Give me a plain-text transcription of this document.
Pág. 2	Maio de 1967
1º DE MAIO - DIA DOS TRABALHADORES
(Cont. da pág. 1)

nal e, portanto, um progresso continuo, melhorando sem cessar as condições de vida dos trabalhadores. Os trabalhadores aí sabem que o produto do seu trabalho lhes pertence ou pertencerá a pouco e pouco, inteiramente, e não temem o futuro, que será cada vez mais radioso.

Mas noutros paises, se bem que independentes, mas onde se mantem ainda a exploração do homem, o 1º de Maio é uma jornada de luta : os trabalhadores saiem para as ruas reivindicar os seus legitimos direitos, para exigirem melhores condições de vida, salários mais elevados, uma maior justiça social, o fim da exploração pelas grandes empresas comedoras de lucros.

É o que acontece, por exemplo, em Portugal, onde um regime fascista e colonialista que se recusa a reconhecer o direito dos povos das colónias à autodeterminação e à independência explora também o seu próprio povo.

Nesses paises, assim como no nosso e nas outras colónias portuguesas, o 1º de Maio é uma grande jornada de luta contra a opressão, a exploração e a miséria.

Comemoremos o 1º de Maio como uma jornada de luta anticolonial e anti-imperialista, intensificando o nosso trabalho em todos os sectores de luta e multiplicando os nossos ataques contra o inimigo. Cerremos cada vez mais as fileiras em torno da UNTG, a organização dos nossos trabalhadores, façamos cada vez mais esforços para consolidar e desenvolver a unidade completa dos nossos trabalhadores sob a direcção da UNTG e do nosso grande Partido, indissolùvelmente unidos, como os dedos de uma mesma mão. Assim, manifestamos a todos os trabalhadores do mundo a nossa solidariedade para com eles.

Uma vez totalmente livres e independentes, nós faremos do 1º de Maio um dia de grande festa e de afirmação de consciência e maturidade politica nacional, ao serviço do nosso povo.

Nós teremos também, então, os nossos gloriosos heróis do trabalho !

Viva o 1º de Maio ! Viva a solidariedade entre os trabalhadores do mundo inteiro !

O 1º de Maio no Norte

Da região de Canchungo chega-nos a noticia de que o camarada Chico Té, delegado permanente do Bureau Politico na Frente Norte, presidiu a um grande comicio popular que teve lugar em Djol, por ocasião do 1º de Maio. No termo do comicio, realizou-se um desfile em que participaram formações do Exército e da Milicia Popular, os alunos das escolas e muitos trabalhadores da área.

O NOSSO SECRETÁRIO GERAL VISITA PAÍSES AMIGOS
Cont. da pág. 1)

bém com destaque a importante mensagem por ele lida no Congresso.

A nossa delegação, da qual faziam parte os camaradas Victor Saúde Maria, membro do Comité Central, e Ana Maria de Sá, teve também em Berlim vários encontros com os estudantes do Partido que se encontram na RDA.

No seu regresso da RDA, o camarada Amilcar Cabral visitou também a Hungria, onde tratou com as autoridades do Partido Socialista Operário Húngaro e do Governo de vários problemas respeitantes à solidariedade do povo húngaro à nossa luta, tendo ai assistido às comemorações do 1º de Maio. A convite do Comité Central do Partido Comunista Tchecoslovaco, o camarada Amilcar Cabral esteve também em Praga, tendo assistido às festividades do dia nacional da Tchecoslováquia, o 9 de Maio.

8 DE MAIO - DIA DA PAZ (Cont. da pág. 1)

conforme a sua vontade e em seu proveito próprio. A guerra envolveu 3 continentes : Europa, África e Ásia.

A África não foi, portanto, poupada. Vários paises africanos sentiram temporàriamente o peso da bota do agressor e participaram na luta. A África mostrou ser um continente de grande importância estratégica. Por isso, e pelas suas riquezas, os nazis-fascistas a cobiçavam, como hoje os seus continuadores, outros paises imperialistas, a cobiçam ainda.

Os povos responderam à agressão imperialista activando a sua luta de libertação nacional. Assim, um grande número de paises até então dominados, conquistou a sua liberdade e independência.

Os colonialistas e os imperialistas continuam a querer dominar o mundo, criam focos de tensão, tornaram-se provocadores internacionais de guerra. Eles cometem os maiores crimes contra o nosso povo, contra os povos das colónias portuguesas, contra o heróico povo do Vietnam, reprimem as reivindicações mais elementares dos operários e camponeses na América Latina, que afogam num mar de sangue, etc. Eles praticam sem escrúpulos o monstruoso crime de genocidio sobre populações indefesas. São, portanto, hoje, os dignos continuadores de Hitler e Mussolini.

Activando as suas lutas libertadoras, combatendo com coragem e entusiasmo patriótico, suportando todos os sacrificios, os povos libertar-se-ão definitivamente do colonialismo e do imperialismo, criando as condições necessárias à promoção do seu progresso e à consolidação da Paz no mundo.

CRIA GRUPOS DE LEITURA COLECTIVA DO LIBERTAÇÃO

++++

## SHORT TASK
Scan the listing above for the word "como" and copy every line that holds it.

## RESPONSE BELOW
Nesses paises, assim como no nosso e nas outras colónias portuguesas, o 1º de Maio é uma grande jornada de luta contra a opressão, a exploração e a miséria.
Comemoremos o 1º de Maio como uma jornada de luta anticolonial e anti-imperialista, intensificando o nosso trabalho em todos os sectores de luta e multiplicando os nossos ataques contra o inimigo. Cerremos cada vez mais as fileiras em torno da UNTG, a organização dos nossos trabalhadores, façamos cada vez mais esforços para consolidar e desenvolver a unidade completa dos nossos trabalhadores sob a direcção da UNTG e do nosso grande Partido, indissolùvelmente unidos, como os dedos de uma mesma mão. Assim, manifestamos a todos os trabalhadores do mundo a nossa solidariedade para com eles.
A África não foi, portanto, poupada. Vários paises africanos sentiram temporàriamente o peso da bota do agressor e participaram na luta. A África mostrou ser um continente de grande importância estratégica. Por isso, e pelas suas riquezas, os nazis-fascistas a cobiçavam, como hoje os seus continuadores, outros paises imperialistas, a cobiçam ainda.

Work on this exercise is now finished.